- [Challenge]
Can all of these lines be returned exactly?

- [Items listed in a dataset]
========

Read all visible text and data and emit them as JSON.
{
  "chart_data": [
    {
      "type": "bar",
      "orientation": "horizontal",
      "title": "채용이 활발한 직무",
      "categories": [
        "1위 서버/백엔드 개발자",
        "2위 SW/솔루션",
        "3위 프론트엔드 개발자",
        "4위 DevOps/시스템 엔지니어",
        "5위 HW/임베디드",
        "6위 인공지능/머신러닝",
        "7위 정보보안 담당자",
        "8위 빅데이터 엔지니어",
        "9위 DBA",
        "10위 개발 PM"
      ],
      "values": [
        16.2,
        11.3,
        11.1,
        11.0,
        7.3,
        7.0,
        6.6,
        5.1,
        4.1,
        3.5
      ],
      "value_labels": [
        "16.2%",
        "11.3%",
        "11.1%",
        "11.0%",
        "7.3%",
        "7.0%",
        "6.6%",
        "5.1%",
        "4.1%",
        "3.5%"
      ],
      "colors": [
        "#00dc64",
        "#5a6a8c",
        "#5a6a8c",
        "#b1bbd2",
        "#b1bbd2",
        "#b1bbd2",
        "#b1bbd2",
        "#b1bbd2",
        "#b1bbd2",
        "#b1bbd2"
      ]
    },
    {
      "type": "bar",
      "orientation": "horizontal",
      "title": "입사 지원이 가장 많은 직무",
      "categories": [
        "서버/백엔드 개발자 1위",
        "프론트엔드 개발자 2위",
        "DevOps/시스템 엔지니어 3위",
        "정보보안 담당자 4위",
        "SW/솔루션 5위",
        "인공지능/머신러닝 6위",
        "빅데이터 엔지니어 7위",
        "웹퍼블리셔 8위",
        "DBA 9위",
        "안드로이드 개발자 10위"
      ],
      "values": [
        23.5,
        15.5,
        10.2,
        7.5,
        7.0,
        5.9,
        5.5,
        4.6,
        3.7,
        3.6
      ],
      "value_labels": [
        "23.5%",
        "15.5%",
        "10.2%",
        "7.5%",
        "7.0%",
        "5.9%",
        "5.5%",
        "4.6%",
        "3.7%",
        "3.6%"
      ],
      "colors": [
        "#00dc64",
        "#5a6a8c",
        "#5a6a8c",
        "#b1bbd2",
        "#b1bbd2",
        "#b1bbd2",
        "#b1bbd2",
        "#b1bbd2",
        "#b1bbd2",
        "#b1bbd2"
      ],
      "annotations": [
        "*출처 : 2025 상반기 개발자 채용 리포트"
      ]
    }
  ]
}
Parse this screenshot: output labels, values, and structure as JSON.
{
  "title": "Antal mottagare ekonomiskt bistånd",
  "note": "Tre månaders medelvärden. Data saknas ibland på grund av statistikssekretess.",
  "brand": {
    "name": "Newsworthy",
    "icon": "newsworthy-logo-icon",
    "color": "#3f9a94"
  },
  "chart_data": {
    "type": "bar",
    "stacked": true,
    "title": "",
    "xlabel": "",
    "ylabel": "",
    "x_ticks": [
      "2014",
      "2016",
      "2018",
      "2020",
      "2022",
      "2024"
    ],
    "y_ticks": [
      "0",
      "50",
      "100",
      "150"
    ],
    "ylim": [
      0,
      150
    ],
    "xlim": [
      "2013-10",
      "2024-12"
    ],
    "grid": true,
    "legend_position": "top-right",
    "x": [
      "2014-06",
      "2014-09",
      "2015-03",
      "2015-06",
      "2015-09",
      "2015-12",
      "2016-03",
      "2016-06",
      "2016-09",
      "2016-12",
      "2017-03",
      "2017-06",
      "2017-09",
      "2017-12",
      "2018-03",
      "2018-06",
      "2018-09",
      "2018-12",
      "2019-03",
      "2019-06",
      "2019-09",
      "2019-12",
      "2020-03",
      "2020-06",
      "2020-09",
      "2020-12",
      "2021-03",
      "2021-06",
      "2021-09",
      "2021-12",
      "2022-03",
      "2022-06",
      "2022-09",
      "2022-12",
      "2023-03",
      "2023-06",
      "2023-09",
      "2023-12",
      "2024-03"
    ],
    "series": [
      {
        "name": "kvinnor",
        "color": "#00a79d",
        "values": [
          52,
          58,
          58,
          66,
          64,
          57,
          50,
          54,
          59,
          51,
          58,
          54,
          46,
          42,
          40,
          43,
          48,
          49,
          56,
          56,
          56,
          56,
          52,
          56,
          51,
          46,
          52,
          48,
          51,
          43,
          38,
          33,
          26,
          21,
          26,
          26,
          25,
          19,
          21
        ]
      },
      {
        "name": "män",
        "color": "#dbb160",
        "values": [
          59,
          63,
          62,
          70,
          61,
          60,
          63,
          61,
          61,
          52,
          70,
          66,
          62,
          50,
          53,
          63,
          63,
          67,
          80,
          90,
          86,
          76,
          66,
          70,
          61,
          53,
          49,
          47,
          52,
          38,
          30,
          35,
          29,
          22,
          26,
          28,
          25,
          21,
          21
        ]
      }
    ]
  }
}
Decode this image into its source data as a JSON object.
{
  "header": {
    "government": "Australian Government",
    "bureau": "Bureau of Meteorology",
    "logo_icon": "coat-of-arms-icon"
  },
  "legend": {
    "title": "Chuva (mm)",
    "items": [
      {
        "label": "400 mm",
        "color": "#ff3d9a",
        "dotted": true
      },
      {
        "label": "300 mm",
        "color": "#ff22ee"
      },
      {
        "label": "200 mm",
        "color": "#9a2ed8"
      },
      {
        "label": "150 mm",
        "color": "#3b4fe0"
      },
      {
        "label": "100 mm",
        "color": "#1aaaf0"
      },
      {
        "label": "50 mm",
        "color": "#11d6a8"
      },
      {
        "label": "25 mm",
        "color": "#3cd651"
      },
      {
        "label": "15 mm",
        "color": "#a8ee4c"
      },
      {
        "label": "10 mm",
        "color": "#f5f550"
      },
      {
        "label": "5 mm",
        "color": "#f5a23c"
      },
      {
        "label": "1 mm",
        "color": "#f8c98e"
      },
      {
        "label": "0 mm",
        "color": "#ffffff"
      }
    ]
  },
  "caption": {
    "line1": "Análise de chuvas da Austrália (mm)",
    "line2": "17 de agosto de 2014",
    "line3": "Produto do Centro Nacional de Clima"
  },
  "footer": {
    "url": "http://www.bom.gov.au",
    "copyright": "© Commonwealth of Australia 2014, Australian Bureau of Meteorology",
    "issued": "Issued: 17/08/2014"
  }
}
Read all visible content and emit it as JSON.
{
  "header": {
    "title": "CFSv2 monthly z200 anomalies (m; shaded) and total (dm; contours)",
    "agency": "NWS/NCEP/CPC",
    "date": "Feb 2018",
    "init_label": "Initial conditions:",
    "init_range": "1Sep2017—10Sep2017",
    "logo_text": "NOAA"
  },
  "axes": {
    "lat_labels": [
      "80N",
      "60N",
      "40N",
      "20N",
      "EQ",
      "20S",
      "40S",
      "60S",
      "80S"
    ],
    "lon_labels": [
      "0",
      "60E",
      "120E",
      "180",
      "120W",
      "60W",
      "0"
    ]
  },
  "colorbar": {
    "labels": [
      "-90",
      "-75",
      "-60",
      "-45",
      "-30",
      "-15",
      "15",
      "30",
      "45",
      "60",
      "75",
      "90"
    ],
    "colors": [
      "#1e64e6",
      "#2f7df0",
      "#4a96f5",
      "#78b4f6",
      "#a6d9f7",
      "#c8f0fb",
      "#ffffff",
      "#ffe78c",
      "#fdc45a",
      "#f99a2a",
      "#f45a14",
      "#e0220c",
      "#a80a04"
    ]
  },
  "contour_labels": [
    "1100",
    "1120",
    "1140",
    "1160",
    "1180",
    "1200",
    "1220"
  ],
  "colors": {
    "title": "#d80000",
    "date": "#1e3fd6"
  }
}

========

- [Answer below]
Read all visible text and data and emit them as JSON.
{
  "chart_data": [
    {
      "type": "bar",
      "orientation": "horizontal",
      "title": "채용이 활발한 직무",
      "categories": [
        "1위 서버/백엔드 개발자",
        "2위 SW/솔루션",
        "3위 프론트엔드 개발자",
        "4위 DevOps/시스템 엔지니어",
        "5위 HW/임베디드",
        "6위 인공지능/머신러닝",
        "7위 정보보안 담당자",
        "8위 빅데이터 엔지니어",
        "9위 DBA",
        "10위 개발 PM"
      ],
      "values": [
        16.2,
        11.3,
        11.1,
        11.0,
        7.3,
        7.0,
        6.6,
        5.1,
        4.1,
        3.5
      ],
      "value_labels": [
        "16.2%",
        "11.3%",
        "11.1%",
        "11.0%",
        "7.3%",
        "7.0%",
        "6.6%",
        "5.1%",
        "4.1%",
        "3.5%"
      ],
      "colors": [
        "#00dc64",
        "#5a6a8c",
        "#5a6a8c",
        "#b1bbd2",
        "#b1bbd2",
        "#b1bbd2",
        "#b1bbd2",
        "#b1bbd2",
        "#b1bbd2",
        "#b1bbd2"
      ]
    },
    {
      "type": "bar",
      "orientation": "horizontal",
      "title": "입사 지원이 가장 많은 직무",
      "categories": [
        "서버/백엔드 개발자 1위",
        "프론트엔드 개발자 2위",
        "DevOps/시스템 엔지니어 3위",
        "정보보안 담당자 4위",
        "SW/솔루션 5위",
        "인공지능/머신러닝 6위",
        "빅데이터 엔지니어 7위",
        "웹퍼블리셔 8위",
        "DBA 9위",
        "안드로이드 개발자 10위"
      ],
      "values": [
        23.5,
        15.5,
        10.2,
        7.5,
        7.0,
        5.9,
        5.5,
        4.6,
        3.7,
        3.6
      ],
      "value_labels": [
        "23.5%",
        "15.5%",
        "10.2%",
        "7.5%",
        "7.0%",
        "5.9%",
        "5.5%",
        "4.6%",
        "3.7%",
        "3.6%"
      ],
      "colors": [
        "#00dc64",
        "#5a6a8c",
        "#5a6a8c",
        "#b1bbd2",
        "#b1bbd2",
        "#b1bbd2",
        "#b1bbd2",
        "#b1bbd2",
        "#b1bbd2",
        "#b1bbd2"
      ],
      "annotations": [
        "*출처 : 2025 상반기 개발자 채용 리포트"
      ]
    }
  ]
}
Parse this screenshot: output labels, values, and structure as JSON.
{
  "title": "Antal mottagare ekonomiskt bistånd",
  "note": "Tre månaders medelvärden. Data saknas ibland på grund av statistikssekretess.",
  "brand": {
    "name": "Newsworthy",
    "icon": "newsworthy-logo-icon",
    "color": "#3f9a94"
  },
  "chart_data": {
    "type": "bar",
    "stacked": true,
    "title": "",
    "xlabel": "",
    "ylabel": "",
    "x_ticks": [
      "2014",
      "2016",
      "2018",
      "2020",
      "2022",
      "2024"
    ],
    "y_ticks": [
      "0",
      "50",
      "100",
      "150"
    ],
    "ylim": [
      0,
      150
    ],
    "xlim": [
      "2013-10",
      "2024-12"
    ],
    "grid": true,
    "legend_position": "top-right",
    "x": [
      "2014-06",
      "2014-09",
      "2015-03",
      "2015-06",
      "2015-09",
      "2015-12",
      "2016-03",
      "2016-06",
      "2016-09",
      "2016-12",
      "2017-03",
      "2017-06",
      "2017-09",
      "2017-12",
      "2018-03",
      "2018-06",
      "2018-09",
      "2018-12",
      "2019-03",
      "2019-06",
      "2019-09",
      "2019-12",
      "2020-03",
      "2020-06",
      "2020-09",
      "2020-12",
      "2021-03",
      "2021-06",
      "2021-09",
      "2021-12",
      "2022-03",
      "2022-06",
      "2022-09",
      "2022-12",
      "2023-03",
      "2023-06",
      "2023-09",
      "2023-12",
      "2024-03"
    ],
    "series": [
      {
        "name": "kvinnor",
        "color": "#00a79d",
        "values": [
          52,
          58,
          58,
          66,
          64,
          57,
          50,
          54,
          59,
          51,
          58,
          54,
          46,
          42,
          40,
          43,
          48,
          49,
          56,
          56,
          56,
          56,
          52,
          56,
          51,
          46,
          52,
          48,
          51,
          43,
          38,
          33,
          26,
          21,
          26,
          26,
          25,
          19,
          21
        ]
      },
      {
        "name": "män",
        "color": "#dbb160",
        "values": [
          59,
          63,
          62,
          70,
          61,
          60,
          63,
          61,
          61,
          52,
          70,
          66,
          62,
          50,
          53,
          63,
          63,
          67,
          80,
          90,
          86,
          76,
          66,
          70,
          61,
          53,
          49,
          47,
          52,
          38,
          30,
          35,
          29,
          22,
          26,
          28,
          25,
          21,
          21
        ]
      }
    ]
  }
}
Decode this image into its source data as a JSON object.
{
  "header": {
    "government": "Australian Government",
    "bureau": "Bureau of Meteorology",
    "logo_icon": "coat-of-arms-icon"
  },
  "legend": {
    "title": "Chuva (mm)",
    "items": [
      {
        "label": "400 mm",
        "color": "#ff3d9a",
        "dotted": true
      },
      {
        "label": "300 mm",
        "color": "#ff22ee"
      },
      {
        "label": "200 mm",
        "color": "#9a2ed8"
      },
      {
        "label": "150 mm",
        "color": "#3b4fe0"
      },
      {
        "label": "100 mm",
        "color": "#1aaaf0"
      },
      {
        "label": "50 mm",
        "color": "#11d6a8"
      },
      {
        "label": "25 mm",
        "color": "#3cd651"
      },
      {
        "label": "15 mm",
        "color": "#a8ee4c"
      },
      {
        "label": "10 mm",
        "color": "#f5f550"
      },
      {
        "label": "5 mm",
        "color": "#f5a23c"
      },
      {
        "label": "1 mm",
        "color": "#f8c98e"
      },
      {
        "label": "0 mm",
        "color": "#ffffff"
      }
    ]
  },
  "caption": {
    "line1": "Análise de chuvas da Austrália (mm)",
    "line2": "17 de agosto de 2014",
    "line3": "Produto do Centro Nacional de Clima"
  },
  "footer": {
    "url": "http://www.bom.gov.au",
    "copyright": "© Commonwealth of Australia 2014, Australian Bureau of Meteorology",
    "issued": "Issued: 17/08/2014"
  }
}
Read all visible content and emit it as JSON.
{
  "header": {
    "title": "CFSv2 monthly z200 anomalies (m; shaded) and total (dm; contours)",
    "agency": "NWS/NCEP/CPC",
    "date": "Feb 2018",
    "init_label": "Initial conditions:",
    "init_range": "1Sep2017—10Sep2017",
    "logo_text": "NOAA"
  },
  "axes": {
    "lat_labels": [
      "80N",
      "60N",
      "40N",
      "20N",
      "EQ",
      "20S",
      "40S",
      "60S",
      "80S"
    ],
    "lon_labels": [
      "0",
      "60E",
      "120E",
      "180",
      "120W",
      "60W",
      "0"
    ]
  },
  "colorbar": {
    "labels": [
      "-90",
      "-75",
      "-60",
      "-45",
      "-30",
      "-15",
      "15",
      "30",
      "45",
      "60",
      "75",
      "90"
    ],
    "colors": [
      "#1e64e6",
      "#2f7df0",
      "#4a96f5",
      "#78b4f6",
      "#a6d9f7",
      "#c8f0fb",
      "#ffffff",
      "#ffe78c",
      "#fdc45a",
      "#f99a2a",
      "#f45a14",
      "#e0220c",
      "#a80a04"
    ]
  },
  "contour_labels": [
    "1100",
    "1120",
    "1140",
    "1160",
    "1180",
    "1200",
    "1220"
  ],
  "colors": {
    "title": "#d80000",
    "date": "#1e3fd6"
  }
}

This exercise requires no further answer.